SHORT PROBLEM -> Write down every entry below once more, exactly.
•••••
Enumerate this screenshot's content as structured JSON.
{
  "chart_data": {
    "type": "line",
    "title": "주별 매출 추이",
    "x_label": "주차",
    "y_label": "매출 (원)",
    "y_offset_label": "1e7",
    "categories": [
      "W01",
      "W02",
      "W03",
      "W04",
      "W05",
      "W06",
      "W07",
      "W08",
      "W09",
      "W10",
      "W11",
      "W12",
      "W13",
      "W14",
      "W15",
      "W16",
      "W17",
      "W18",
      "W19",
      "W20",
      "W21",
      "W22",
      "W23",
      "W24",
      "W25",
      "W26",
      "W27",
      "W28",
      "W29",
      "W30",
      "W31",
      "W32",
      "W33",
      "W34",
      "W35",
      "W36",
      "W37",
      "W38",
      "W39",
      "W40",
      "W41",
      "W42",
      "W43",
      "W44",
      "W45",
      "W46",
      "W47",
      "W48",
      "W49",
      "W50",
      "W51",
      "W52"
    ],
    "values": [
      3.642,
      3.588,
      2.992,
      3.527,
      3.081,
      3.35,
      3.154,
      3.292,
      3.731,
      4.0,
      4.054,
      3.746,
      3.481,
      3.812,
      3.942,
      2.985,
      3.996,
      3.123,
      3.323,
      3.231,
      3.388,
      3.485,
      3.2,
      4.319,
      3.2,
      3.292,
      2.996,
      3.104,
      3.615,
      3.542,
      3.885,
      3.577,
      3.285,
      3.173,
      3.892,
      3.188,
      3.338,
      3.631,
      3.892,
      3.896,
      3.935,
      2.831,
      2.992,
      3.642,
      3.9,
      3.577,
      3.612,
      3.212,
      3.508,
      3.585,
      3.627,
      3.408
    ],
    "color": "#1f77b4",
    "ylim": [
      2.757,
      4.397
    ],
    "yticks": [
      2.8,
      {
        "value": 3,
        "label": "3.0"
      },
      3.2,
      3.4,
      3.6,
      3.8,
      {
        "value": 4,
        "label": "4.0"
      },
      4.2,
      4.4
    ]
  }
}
•••••
RESULT OF THE EXERCISE ->
Enumerate this screenshot's content as structured JSON.
{
  "chart_data": {
    "type": "line",
    "title": "주별 매출 추이",
    "x_label": "주차",
    "y_label": "매출 (원)",
    "y_offset_label": "1e7",
    "categories": [
      "W01",
      "W02",
      "W03",
      "W04",
      "W05",
      "W06",
      "W07",
      "W08",
      "W09",
      "W10",
      "W11",
      "W12",
      "W13",
      "W14",
      "W15",
      "W16",
      "W17",
      "W18",
      "W19",
      "W20",
      "W21",
      "W22",
      "W23",
      "W24",
      "W25",
      "W26",
      "W27",
      "W28",
      "W29",
      "W30",
      "W31",
      "W32",
      "W33",
      "W34",
      "W35",
      "W36",
      "W37",
      "W38",
      "W39",
      "W40",
      "W41",
      "W42",
      "W43",
      "W44",
      "W45",
      "W46",
      "W47",
      "W48",
      "W49",
      "W50",
      "W51",
      "W52"
    ],
    "values": [
      3.642,
      3.588,
      2.992,
      3.527,
      3.081,
      3.35,
      3.154,
      3.292,
      3.731,
      4.0,
      4.054,
      3.746,
      3.481,
      3.812,
      3.942,
      2.985,
      3.996,
      3.123,
      3.323,
      3.231,
      3.388,
      3.485,
      3.2,
      4.319,
      3.2,
      3.292,
      2.996,
      3.104,
      3.615,
      3.542,
      3.885,
      3.577,
      3.285,
      3.173,
      3.892,
      3.188,
      3.338,
      3.631,
      3.892,
      3.896,
      3.935,
      2.831,
      2.992,
      3.642,
      3.9,
      3.577,
      3.612,
      3.212,
      3.508,
      3.585,
      3.627,
      3.408
    ],
    "color": "#1f77b4",
    "ylim": [
      2.757,
      4.397
    ],
    "yticks": [
      2.8,
      {
        "value": 3,
        "label": "3.0"
      },
      3.2,
      3.4,
      3.6,
      3.8,
      {
        "value": 4,
        "label": "4.0"
      },
      4.2,
      4.4
    ]
  }
}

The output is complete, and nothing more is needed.